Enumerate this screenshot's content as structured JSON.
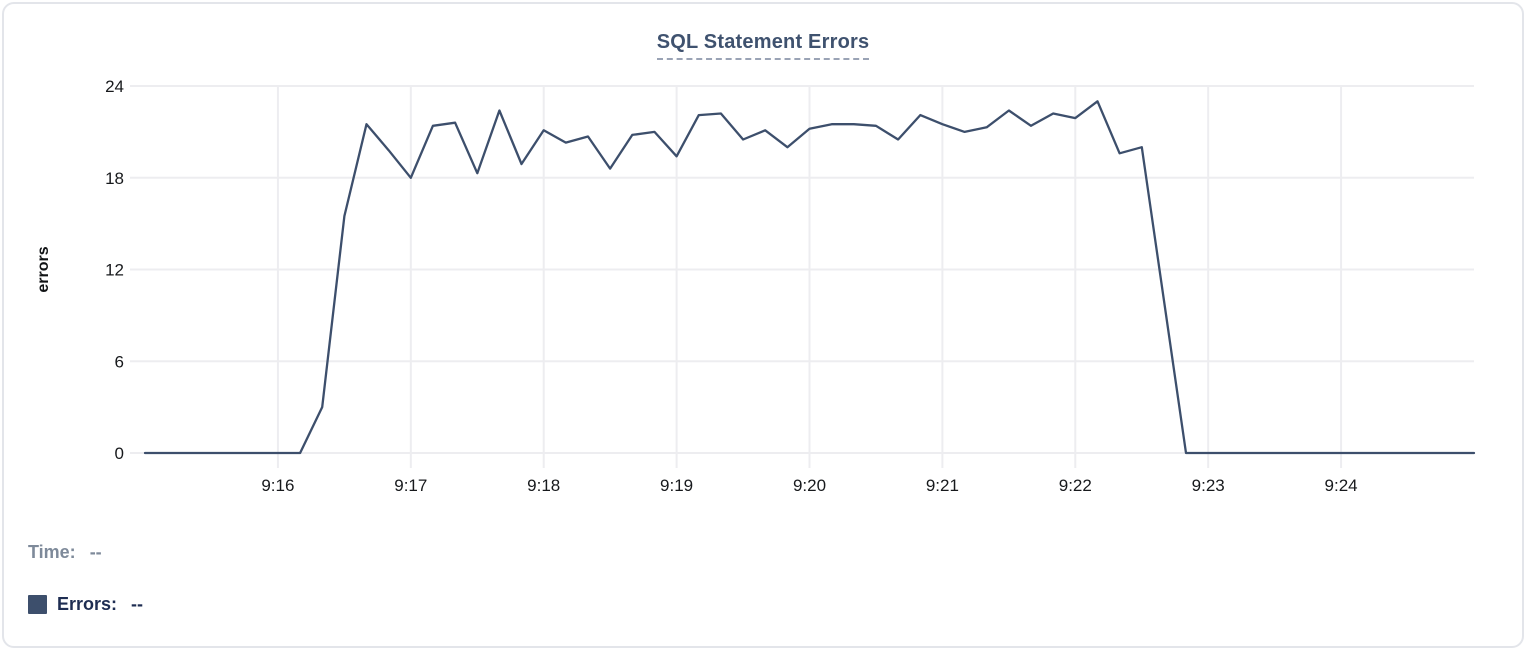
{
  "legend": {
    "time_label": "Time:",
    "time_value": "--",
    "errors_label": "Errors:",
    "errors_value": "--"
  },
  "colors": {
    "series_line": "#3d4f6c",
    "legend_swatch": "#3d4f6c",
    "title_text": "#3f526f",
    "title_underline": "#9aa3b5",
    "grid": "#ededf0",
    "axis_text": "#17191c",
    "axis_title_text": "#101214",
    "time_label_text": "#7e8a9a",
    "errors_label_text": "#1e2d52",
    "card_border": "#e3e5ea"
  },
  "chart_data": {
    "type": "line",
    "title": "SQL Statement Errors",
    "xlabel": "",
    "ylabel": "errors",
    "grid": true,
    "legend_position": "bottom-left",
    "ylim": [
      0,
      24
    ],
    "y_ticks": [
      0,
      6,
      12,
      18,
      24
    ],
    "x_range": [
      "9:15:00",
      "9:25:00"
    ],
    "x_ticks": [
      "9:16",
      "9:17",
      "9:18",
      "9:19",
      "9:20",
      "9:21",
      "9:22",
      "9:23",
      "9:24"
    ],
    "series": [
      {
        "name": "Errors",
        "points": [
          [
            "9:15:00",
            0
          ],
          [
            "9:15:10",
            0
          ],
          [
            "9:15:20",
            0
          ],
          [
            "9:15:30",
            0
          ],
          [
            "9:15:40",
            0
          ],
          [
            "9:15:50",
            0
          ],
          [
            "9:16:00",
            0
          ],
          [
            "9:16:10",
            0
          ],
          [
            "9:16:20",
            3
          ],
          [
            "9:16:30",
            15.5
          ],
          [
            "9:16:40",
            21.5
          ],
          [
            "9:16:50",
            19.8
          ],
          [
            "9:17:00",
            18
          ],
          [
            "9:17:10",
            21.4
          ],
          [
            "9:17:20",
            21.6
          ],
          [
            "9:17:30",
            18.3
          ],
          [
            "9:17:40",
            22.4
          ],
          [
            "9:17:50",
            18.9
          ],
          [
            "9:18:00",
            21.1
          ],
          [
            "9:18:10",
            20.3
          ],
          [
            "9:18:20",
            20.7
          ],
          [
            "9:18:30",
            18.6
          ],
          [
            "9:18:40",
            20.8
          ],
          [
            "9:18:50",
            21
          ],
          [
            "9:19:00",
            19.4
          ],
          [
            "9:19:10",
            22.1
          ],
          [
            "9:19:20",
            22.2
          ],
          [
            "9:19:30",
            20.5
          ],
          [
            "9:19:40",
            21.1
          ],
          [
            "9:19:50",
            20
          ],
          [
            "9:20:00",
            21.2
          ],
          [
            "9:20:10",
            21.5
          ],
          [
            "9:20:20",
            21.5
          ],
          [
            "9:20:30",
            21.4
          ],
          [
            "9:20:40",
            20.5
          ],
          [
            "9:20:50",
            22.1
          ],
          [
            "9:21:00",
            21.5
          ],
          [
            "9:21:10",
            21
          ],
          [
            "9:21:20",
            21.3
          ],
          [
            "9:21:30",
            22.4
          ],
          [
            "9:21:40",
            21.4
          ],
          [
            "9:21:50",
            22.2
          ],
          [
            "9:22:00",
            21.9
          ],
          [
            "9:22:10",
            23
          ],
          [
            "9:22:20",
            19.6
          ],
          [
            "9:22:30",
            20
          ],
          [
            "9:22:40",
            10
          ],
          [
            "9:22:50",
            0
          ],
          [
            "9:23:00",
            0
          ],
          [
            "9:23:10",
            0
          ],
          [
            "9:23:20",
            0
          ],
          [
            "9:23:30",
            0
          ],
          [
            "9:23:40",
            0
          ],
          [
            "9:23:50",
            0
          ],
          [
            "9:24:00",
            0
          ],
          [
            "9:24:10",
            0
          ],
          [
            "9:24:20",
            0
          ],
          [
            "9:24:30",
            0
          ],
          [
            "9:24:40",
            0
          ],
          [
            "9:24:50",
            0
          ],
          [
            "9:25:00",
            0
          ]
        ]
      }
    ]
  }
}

※ ※ ※

• Aim of the task
Return the full material word for word. Do not include the pictures.

• Correct answer
Enumerate this screenshot's content as structured JSON.
{
  "legend": {
    "time_label": "Time:",
    "time_value": "--",
    "errors_label": "Errors:",
    "errors_value": "--"
  },
  "colors": {
    "series_line": "#3d4f6c",
    "legend_swatch": "#3d4f6c",
    "title_text": "#3f526f",
    "title_underline": "#9aa3b5",
    "grid": "#ededf0",
    "axis_text": "#17191c",
    "axis_title_text": "#101214",
    "time_label_text": "#7e8a9a",
    "errors_label_text": "#1e2d52",
    "card_border": "#e3e5ea"
  },
  "chart_data": {
    "type": "line",
    "title": "SQL Statement Errors",
    "xlabel": "",
    "ylabel": "errors",
    "grid": true,
    "legend_position": "bottom-left",
    "ylim": [
      0,
      24
    ],
    "y_ticks": [
      0,
      6,
      12,
      18,
      24
    ],
    "x_range": [
      "9:15:00",
      "9:25:00"
    ],
    "x_ticks": [
      "9:16",
      "9:17",
      "9:18",
      "9:19",
      "9:20",
      "9:21",
      "9:22",
      "9:23",
      "9:24"
    ],
    "series": [
      {
        "name": "Errors",
        "points": [
          [
            "9:15:00",
            0
          ],
          [
            "9:15:10",
            0
          ],
          [
            "9:15:20",
            0
          ],
          [
            "9:15:30",
            0
          ],
          [
            "9:15:40",
            0
          ],
          [
            "9:15:50",
            0
          ],
          [
            "9:16:00",
            0
          ],
          [
            "9:16:10",
            0
          ],
          [
            "9:16:20",
            3
          ],
          [
            "9:16:30",
            15.5
          ],
          [
            "9:16:40",
            21.5
          ],
          [
            "9:16:50",
            19.8
          ],
          [
            "9:17:00",
            18
          ],
          [
            "9:17:10",
            21.4
          ],
          [
            "9:17:20",
            21.6
          ],
          [
            "9:17:30",
            18.3
          ],
          [
            "9:17:40",
            22.4
          ],
          [
            "9:17:50",
            18.9
          ],
          [
            "9:18:00",
            21.1
          ],
          [
            "9:18:10",
            20.3
          ],
          [
            "9:18:20",
            20.7
          ],
          [
            "9:18:30",
            18.6
          ],
          [
            "9:18:40",
            20.8
          ],
          [
            "9:18:50",
            21
          ],
          [
            "9:19:00",
            19.4
          ],
          [
            "9:19:10",
            22.1
          ],
          [
            "9:19:20",
            22.2
          ],
          [
            "9:19:30",
            20.5
          ],
          [
            "9:19:40",
            21.1
          ],
          [
            "9:19:50",
            20
          ],
          [
            "9:20:00",
            21.2
          ],
          [
            "9:20:10",
            21.5
          ],
          [
            "9:20:20",
            21.5
          ],
          [
            "9:20:30",
            21.4
          ],
          [
            "9:20:40",
            20.5
          ],
          [
            "9:20:50",
            22.1
          ],
          [
            "9:21:00",
            21.5
          ],
          [
            "9:21:10",
            21
          ],
          [
            "9:21:20",
            21.3
          ],
          [
            "9:21:30",
            22.4
          ],
          [
            "9:21:40",
            21.4
          ],
          [
            "9:21:50",
            22.2
          ],
          [
            "9:22:00",
            21.9
          ],
          [
            "9:22:10",
            23
          ],
          [
            "9:22:20",
            19.6
          ],
          [
            "9:22:30",
            20
          ],
          [
            "9:22:40",
            10
          ],
          [
            "9:22:50",
            0
          ],
          [
            "9:23:00",
            0
          ],
          [
            "9:23:10",
            0
          ],
          [
            "9:23:20",
            0
          ],
          [
            "9:23:30",
            0
          ],
          [
            "9:23:40",
            0
          ],
          [
            "9:23:50",
            0
          ],
          [
            "9:24:00",
            0
          ],
          [
            "9:24:10",
            0
          ],
          [
            "9:24:20",
            0
          ],
          [
            "9:24:30",
            0
          ],
          [
            "9:24:40",
            0
          ],
          [
            "9:24:50",
            0
          ],
          [
            "9:25:00",
            0
          ]
        ]
      }
    ]
  }
}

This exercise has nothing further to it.